- Instructions for the task
Leave out the pictures and repeat everything else in the records exactly.

- Exercise inputs
════════════════
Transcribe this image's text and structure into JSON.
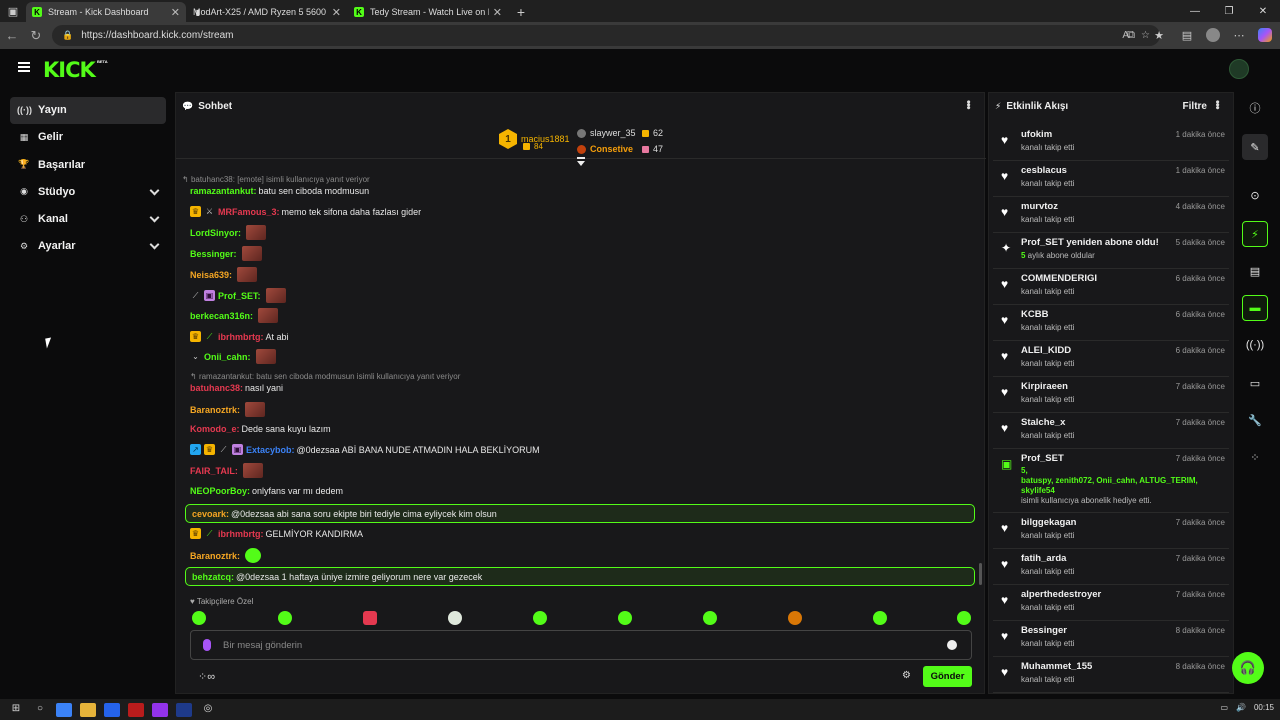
{
  "browser": {
    "tabs": [
      {
        "title": "Stream - Kick Dashboard",
        "active": true,
        "fav": "K"
      },
      {
        "title": "ModArt-X25 / AMD Ryzen 5 5600",
        "active": false,
        "fav": "M"
      },
      {
        "title": "Tedy Stream - Watch Live on Kick",
        "active": false,
        "fav": "K"
      }
    ],
    "url": "https://dashboard.kick.com/stream"
  },
  "app": {
    "logo": "KICK",
    "beta": "BETA"
  },
  "sidebar": {
    "items": [
      {
        "label": "Yayın",
        "icon": "broadcast-icon"
      },
      {
        "label": "Gelir",
        "icon": "revenue-icon"
      },
      {
        "label": "Başarılar",
        "icon": "trophy-icon"
      },
      {
        "label": "Stüdyo",
        "icon": "studio-icon"
      },
      {
        "label": "Kanal",
        "icon": "channel-icon"
      },
      {
        "label": "Ayarlar",
        "icon": "gear-icon"
      }
    ]
  },
  "chat": {
    "title": "Sohbet",
    "leaders": {
      "first": {
        "rank": "1",
        "name": "macius1881",
        "count": "84"
      },
      "second": {
        "name": "slaywer_35",
        "count": "62"
      },
      "third": {
        "name": "Consetive",
        "count": "47"
      }
    },
    "messages": [
      {
        "reply": "batuhanc38: [emote] isimli kullanıcıya yanıt veriyor"
      },
      {
        "user": "ramazantankut",
        "color": "#53fc18",
        "text": "batu sen ciboda modmusun"
      },
      {
        "user": "MRFamous_3",
        "color": "#e53950",
        "text": "memo tek sifona daha fazlası gider"
      },
      {
        "user": "LordSinyor",
        "color": "#53fc18",
        "text": ""
      },
      {
        "user": "Bessinger",
        "color": "#53fc18",
        "text": ""
      },
      {
        "user": "Neisa639",
        "color": "#f5a623",
        "text": ""
      },
      {
        "user": "Prof_SET",
        "color": "#53fc18",
        "text": ""
      },
      {
        "user": "berkecan316n",
        "color": "#53fc18",
        "text": ""
      },
      {
        "user": "ibrhmbrtg",
        "color": "#e53950",
        "text": "At abi"
      },
      {
        "user": "Onii_cahn",
        "color": "#53fc18",
        "text": ""
      },
      {
        "reply": "ramazantankut: batu sen ciboda modmusun isimli kullanıcıya yanıt veriyor"
      },
      {
        "user": "batuhanc38",
        "color": "#e53950",
        "text": "nasıl yani"
      },
      {
        "user": "Baranoztrk",
        "color": "#f5a623",
        "text": ""
      },
      {
        "user": "Komodo_e",
        "color": "#e53950",
        "text": "Dede sana kuyu lazım"
      },
      {
        "user": "Extacybob",
        "color": "#3b82f6",
        "text": "@0dezsaa ABİ BANA NUDE ATMADIN HALA BEKLİYORUM"
      },
      {
        "user": "FAIR_TAIL",
        "color": "#e53950",
        "text": ""
      },
      {
        "user": "NEOPoorBoy",
        "color": "#53fc18",
        "text": "onlyfans var mı dedem"
      },
      {
        "user": "cevoark",
        "color": "#f5a623",
        "text": "@0dezsaa abi sana soru ekipte biri tediyle cima eyliycek kim olsun"
      },
      {
        "user": "ibrhmbrtg",
        "color": "#e53950",
        "text": "GELMİYOR KANDIRMA"
      },
      {
        "user": "Baranoztrk",
        "color": "#f5a623",
        "text": ""
      },
      {
        "user": "behzatcq",
        "color": "#53fc18",
        "text": "@0dezsaa 1 haftaya üniye izmire geliyorum nere var gezecek"
      }
    ],
    "followers_only": "Takipçilere Özel",
    "input_placeholder": "Bir mesaj gönderin",
    "send_label": "Gönder"
  },
  "activity": {
    "title": "Etkinlik Akışı",
    "filter": "Filtre",
    "items": [
      {
        "name": "ufokim",
        "sub": "kanalı takip etti",
        "time": "1 dakika önce"
      },
      {
        "name": "cesblacus",
        "sub": "kanalı takip etti",
        "time": "1 dakika önce"
      },
      {
        "name": "murvtoz",
        "sub": "kanalı takip etti",
        "time": "4 dakika önce"
      },
      {
        "name": "Prof_SET yeniden abone oldu!",
        "sub_highlight": "5",
        "sub": " aylık abone oldular",
        "time": "5 dakika önce"
      },
      {
        "name": "COMMENDERIGI",
        "sub": "kanalı takip etti",
        "time": "6 dakika önce"
      },
      {
        "name": "KCBB",
        "sub": "kanalı takip etti",
        "time": "6 dakika önce"
      },
      {
        "name": "ALEI_KIDD",
        "sub": "kanalı takip etti",
        "time": "6 dakika önce"
      },
      {
        "name": "Kirpiraeen",
        "sub": "kanalı takip etti",
        "time": "7 dakika önce"
      },
      {
        "name": "Stalche_x",
        "sub": "kanalı takip etti",
        "time": "7 dakika önce"
      },
      {
        "name": "Prof_SET",
        "gift_count": "5,",
        "gift_users_1": "batuspy, zenith072, Onii_cahn, ALTUG_TERIM,",
        "gift_users_2": "skylife54",
        "sub": "isimli kullanıcıya abonelik hediye etti.",
        "time": "7 dakika önce"
      },
      {
        "name": "bilggekagan",
        "sub": "kanalı takip etti",
        "time": "7 dakika önce"
      },
      {
        "name": "fatih_arda",
        "sub": "kanalı takip etti",
        "time": "7 dakika önce"
      },
      {
        "name": "alperthedestroyer",
        "sub": "kanalı takip etti",
        "time": "7 dakika önce"
      },
      {
        "name": "Bessinger",
        "sub": "kanalı takip etti",
        "time": "8 dakika önce"
      },
      {
        "name": "Muhammet_155",
        "sub": "kanalı takip etti",
        "time": "8 dakika önce"
      }
    ]
  },
  "taskbar": {
    "time": "00:15"
  }
}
════════════════
- Written solution
Transcribe this image's text and structure into JSON.
{
  "browser": {
    "tabs": [
      {
        "title": "Stream - Kick Dashboard",
        "active": true,
        "fav": "K"
      },
      {
        "title": "ModArt-X25 / AMD Ryzen 5 5600",
        "active": false,
        "fav": "M"
      },
      {
        "title": "Tedy Stream - Watch Live on Kick",
        "active": false,
        "fav": "K"
      }
    ],
    "url": "https://dashboard.kick.com/stream"
  },
  "app": {
    "logo": "KICK",
    "beta": "BETA"
  },
  "sidebar": {
    "items": [
      {
        "label": "Yayın",
        "icon": "broadcast-icon"
      },
      {
        "label": "Gelir",
        "icon": "revenue-icon"
      },
      {
        "label": "Başarılar",
        "icon": "trophy-icon"
      },
      {
        "label": "Stüdyo",
        "icon": "studio-icon"
      },
      {
        "label": "Kanal",
        "icon": "channel-icon"
      },
      {
        "label": "Ayarlar",
        "icon": "gear-icon"
      }
    ]
  },
  "chat": {
    "title": "Sohbet",
    "leaders": {
      "first": {
        "rank": "1",
        "name": "macius1881",
        "count": "84"
      },
      "second": {
        "name": "slaywer_35",
        "count": "62"
      },
      "third": {
        "name": "Consetive",
        "count": "47"
      }
    },
    "messages": [
      {
        "reply": "batuhanc38: [emote] isimli kullanıcıya yanıt veriyor"
      },
      {
        "user": "ramazantankut",
        "color": "#53fc18",
        "text": "batu sen ciboda modmusun"
      },
      {
        "user": "MRFamous_3",
        "color": "#e53950",
        "text": "memo tek sifona daha fazlası gider"
      },
      {
        "user": "LordSinyor",
        "color": "#53fc18",
        "text": ""
      },
      {
        "user": "Bessinger",
        "color": "#53fc18",
        "text": ""
      },
      {
        "user": "Neisa639",
        "color": "#f5a623",
        "text": ""
      },
      {
        "user": "Prof_SET",
        "color": "#53fc18",
        "text": ""
      },
      {
        "user": "berkecan316n",
        "color": "#53fc18",
        "text": ""
      },
      {
        "user": "ibrhmbrtg",
        "color": "#e53950",
        "text": "At abi"
      },
      {
        "user": "Onii_cahn",
        "color": "#53fc18",
        "text": ""
      },
      {
        "reply": "ramazantankut: batu sen ciboda modmusun isimli kullanıcıya yanıt veriyor"
      },
      {
        "user": "batuhanc38",
        "color": "#e53950",
        "text": "nasıl yani"
      },
      {
        "user": "Baranoztrk",
        "color": "#f5a623",
        "text": ""
      },
      {
        "user": "Komodo_e",
        "color": "#e53950",
        "text": "Dede sana kuyu lazım"
      },
      {
        "user": "Extacybob",
        "color": "#3b82f6",
        "text": "@0dezsaa ABİ BANA NUDE ATMADIN HALA BEKLİYORUM"
      },
      {
        "user": "FAIR_TAIL",
        "color": "#e53950",
        "text": ""
      },
      {
        "user": "NEOPoorBoy",
        "color": "#53fc18",
        "text": "onlyfans var mı dedem"
      },
      {
        "user": "cevoark",
        "color": "#f5a623",
        "text": "@0dezsaa abi sana soru ekipte biri tediyle cima eyliycek kim olsun"
      },
      {
        "user": "ibrhmbrtg",
        "color": "#e53950",
        "text": "GELMİYOR KANDIRMA"
      },
      {
        "user": "Baranoztrk",
        "color": "#f5a623",
        "text": ""
      },
      {
        "user": "behzatcq",
        "color": "#53fc18",
        "text": "@0dezsaa 1 haftaya üniye izmire geliyorum nere var gezecek"
      }
    ],
    "followers_only": "Takipçilere Özel",
    "input_placeholder": "Bir mesaj gönderin",
    "send_label": "Gönder"
  },
  "activity": {
    "title": "Etkinlik Akışı",
    "filter": "Filtre",
    "items": [
      {
        "name": "ufokim",
        "sub": "kanalı takip etti",
        "time": "1 dakika önce"
      },
      {
        "name": "cesblacus",
        "sub": "kanalı takip etti",
        "time": "1 dakika önce"
      },
      {
        "name": "murvtoz",
        "sub": "kanalı takip etti",
        "time": "4 dakika önce"
      },
      {
        "name": "Prof_SET yeniden abone oldu!",
        "sub_highlight": "5",
        "sub": " aylık abone oldular",
        "time": "5 dakika önce"
      },
      {
        "name": "COMMENDERIGI",
        "sub": "kanalı takip etti",
        "time": "6 dakika önce"
      },
      {
        "name": "KCBB",
        "sub": "kanalı takip etti",
        "time": "6 dakika önce"
      },
      {
        "name": "ALEI_KIDD",
        "sub": "kanalı takip etti",
        "time": "6 dakika önce"
      },
      {
        "name": "Kirpiraeen",
        "sub": "kanalı takip etti",
        "time": "7 dakika önce"
      },
      {
        "name": "Stalche_x",
        "sub": "kanalı takip etti",
        "time": "7 dakika önce"
      },
      {
        "name": "Prof_SET",
        "gift_count": "5,",
        "gift_users_1": "batuspy, zenith072, Onii_cahn, ALTUG_TERIM,",
        "gift_users_2": "skylife54",
        "sub": "isimli kullanıcıya abonelik hediye etti.",
        "time": "7 dakika önce"
      },
      {
        "name": "bilggekagan",
        "sub": "kanalı takip etti",
        "time": "7 dakika önce"
      },
      {
        "name": "fatih_arda",
        "sub": "kanalı takip etti",
        "time": "7 dakika önce"
      },
      {
        "name": "alperthedestroyer",
        "sub": "kanalı takip etti",
        "time": "7 dakika önce"
      },
      {
        "name": "Bessinger",
        "sub": "kanalı takip etti",
        "time": "8 dakika önce"
      },
      {
        "name": "Muhammet_155",
        "sub": "kanalı takip etti",
        "time": "8 dakika önce"
      }
    ]
  },
  "taskbar": {
    "time": "00:15"
  }
}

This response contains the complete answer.